__GIVEN INSTRUCTION__. Here are records with pictures in them. Copy all of them exactly and leave the pictures out.

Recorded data
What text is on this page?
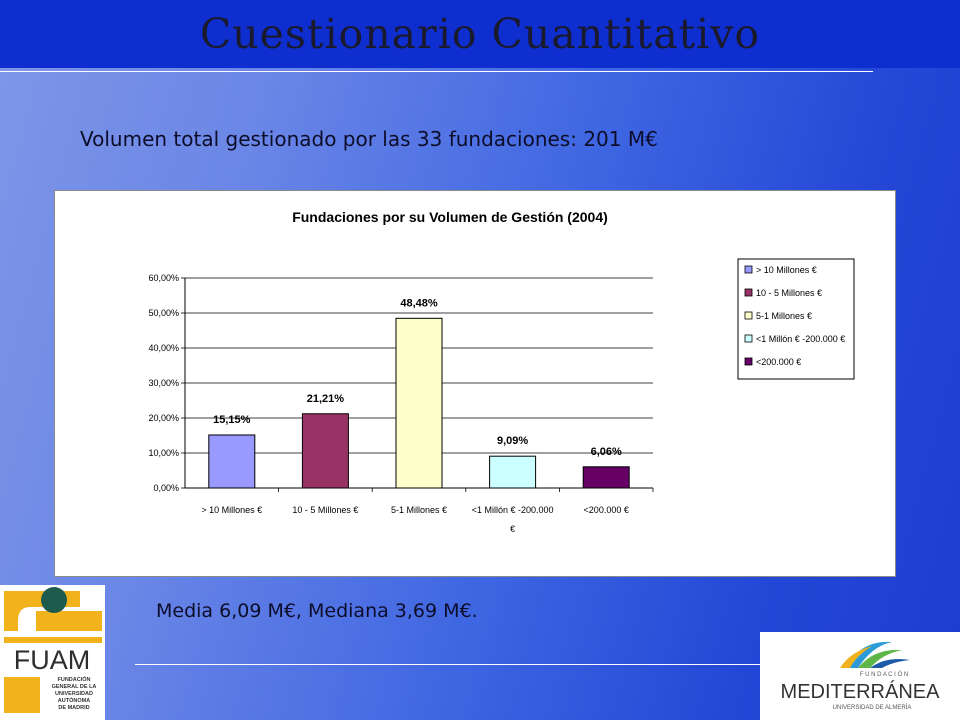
Cuestionario Cuantitativo
Volumen total gestionado por las 33 fundaciones: 201 M€
Fundaciones por su Volumen de Gestión (2004)
0,00%
10,00%
20,00%
30,00%
40,00%
50,00%
60,00%
15,15%
21,21%
48,48%
9,09%
6,06%
> 10 Millones €	10 - 5 Millones €	5-1 Millones €	<1 Millón € -200.000 €
<200.000 €
> 10 Millones €
10 - 5 Millones €
5-1 Millones €
<1 Millón € -200.000 €
<200.000 €
Media 6,09 M€, Mediana 3,69 M€.
FUAM
FUNDACIÓN
GENERAL DE LA
UNIVERSIDAD
AUTÓNOMA
DE MADRID
F U N D A C I Ó N
MEDITERRÁNEA
UNIVERSIDAD DE ALMERÍA
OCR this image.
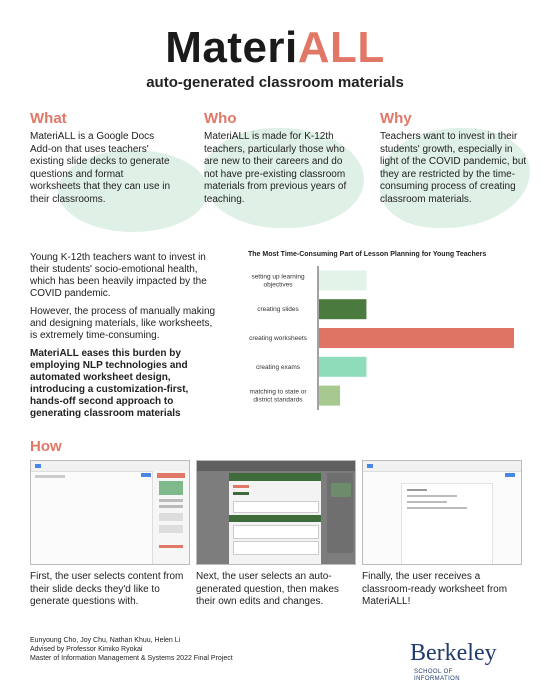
MateriALL
auto-generated classroom materials
What
MateriALL is a Google Docs Add-on that uses teachers' existing slide decks to generate questions and format worksheets that they can use in their classrooms.
Who
MateriALL is made for K-12th teachers, particularly those who are new to their careers and do not have pre-existing classroom materials from previous years of teaching.
Why
Teachers want to invest in their students' growth, especially in light of the COVID pandemic, but they are restricted by the time-consuming process of creating classroom materials.
Young K-12th teachers want to invest in their students' socio-emotional health, which has been heavily impacted by the COVID pandemic.
However, the process of manually making and designing materials, like worksheets, is extremely time-consuming.
MateriALL eases this burden by employing NLP technologies and automated worksheet design, introducing a customization-first, hands-off second approach to generating classroom materials
The Most Time-Consuming Part of Lesson Planning for Young Teachers
setting up learning objectives
creating slides
creating worksheets
creating exams
matching to state or district standards
How
First, the user selects content from their slide decks they'd like to generate questions with.
Next, the user selects an auto-generated question, then makes their own edits and changes.
Finally, the user receives a classroom-ready worksheet from MateriALL!
Eunyoung Cho, Joy Chu, Nathan Khuu, Helen Li
Advised by Professor Kimiko Ryokai
Master of Information Management & Systems 2022 Final Project	Berkeley
SCHOOL OF
INFORMATION
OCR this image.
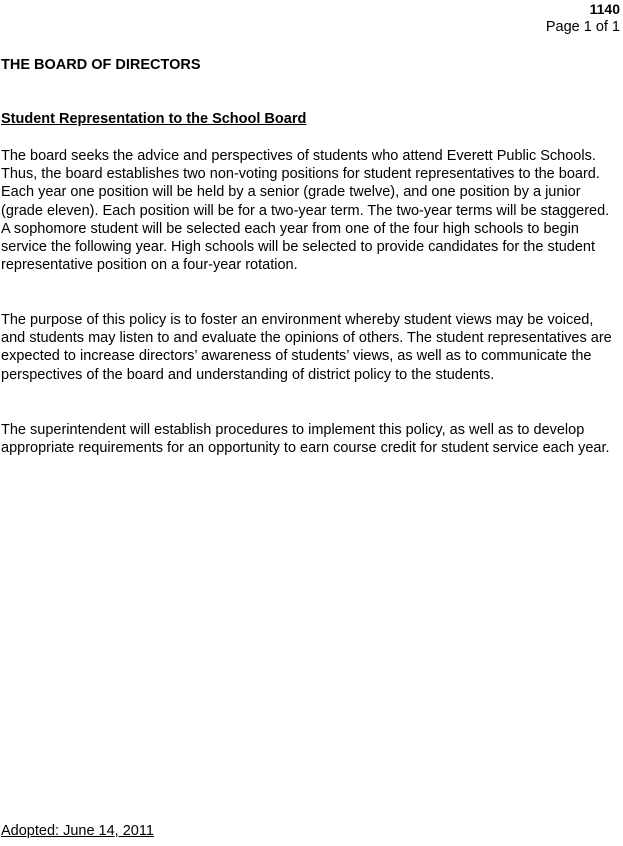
1140
Page 1 of 1
THE BOARD OF DIRECTORS
Student Representation to the School Board

The board seeks the advice and perspectives of students who attend Everett Public Schools. Thus, the board establishes two non-voting positions for student representatives to the board. Each year one position will be held by a senior (grade twelve), and one position by a junior (grade eleven). Each position will be for a two-year term. The two-year terms will be staggered. A sophomore student will be selected each year from one of the four high schools to begin service the following year. High schools will be selected to provide candidates for the student representative position on a four-year rotation.

The purpose of this policy is to foster an environment whereby student views may be voiced, and students may listen to and evaluate the opinions of others. The student representatives are expected to increase directors’ awareness of students’ views, as well as to communicate the perspectives of the board and understanding of district policy to the students.

The superintendent will establish procedures to implement this policy, as well as to develop appropriate requirements for an opportunity to earn course credit for student service each year.

Adopted: June 14, 2011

__REPLY__.
What text is on this page?
Cuestionario Cuantitativo
Volumen total gestionado por las 33 fundaciones: 201 M€
Fundaciones por su Volumen de Gestión (2004)
0,00%
10,00%
20,00%
30,00%
40,00%
50,00%
60,00%
15,15%
21,21%
48,48%
9,09%
6,06%
> 10 Millones €	10 - 5 Millones €	5-1 Millones €	<1 Millón € -200.000 €
<200.000 €
> 10 Millones €
10 - 5 Millones €
5-1 Millones €
<1 Millón € -200.000 €
<200.000 €
Media 6,09 M€, Mediana 3,69 M€.
FUAM
FUNDACIÓN
GENERAL DE LA
UNIVERSIDAD
AUTÓNOMA
DE MADRID
F U N D A C I Ó N
MEDITERRÁNEA
UNIVERSIDAD DE ALMERÍA
OCR this image.
MateriALL
auto-generated classroom materials
What
MateriALL is a Google Docs Add-on that uses teachers' existing slide decks to generate questions and format worksheets that they can use in their classrooms.
Who
MateriALL is made for K-12th teachers, particularly those who are new to their careers and do not have pre-existing classroom materials from previous years of teaching.
Why
Teachers want to invest in their students' growth, especially in light of the COVID pandemic, but they are restricted by the time-consuming process of creating classroom materials.
Young K-12th teachers want to invest in their students' socio-emotional health, which has been heavily impacted by the COVID pandemic.
However, the process of manually making and designing materials, like worksheets, is extremely time-consuming.
MateriALL eases this burden by employing NLP technologies and automated worksheet design, introducing a customization-first, hands-off second approach to generating classroom materials
The Most Time-Consuming Part of Lesson Planning for Young Teachers
setting up learning objectives
creating slides
creating worksheets
creating exams
matching to state or district standards
How
First, the user selects content from their slide decks they'd like to generate questions with.
Next, the user selects an auto-generated question, then makes their own edits and changes.
Finally, the user receives a classroom-ready worksheet from MateriALL!
Eunyoung Cho, Joy Chu, Nathan Khuu, Helen Li
Advised by Professor Kimiko Ryokai
Master of Information Management & Systems 2022 Final Project	Berkeley
SCHOOL OF
INFORMATION
OCR this image.
1140
Page 1 of 1
THE BOARD OF DIRECTORS
Student Representation to the School Board

The board seeks the advice and perspectives of students who attend Everett Public Schools. Thus, the board establishes two non-voting positions for student representatives to the board. Each year one position will be held by a senior (grade twelve), and one position by a junior (grade eleven). Each position will be for a two-year term. The two-year terms will be staggered. A sophomore student will be selected each year from one of the four high schools to begin service the following year. High schools will be selected to provide candidates for the student representative position on a four-year rotation.

The purpose of this policy is to foster an environment whereby student views may be voiced, and students may listen to and evaluate the opinions of others. The student representatives are expected to increase directors’ awareness of students’ views, as well as to communicate the perspectives of the board and understanding of district policy to the students.

The superintendent will establish procedures to implement this policy, as well as to develop appropriate requirements for an opportunity to earn course credit for student service each year.

Adopted: June 14, 2011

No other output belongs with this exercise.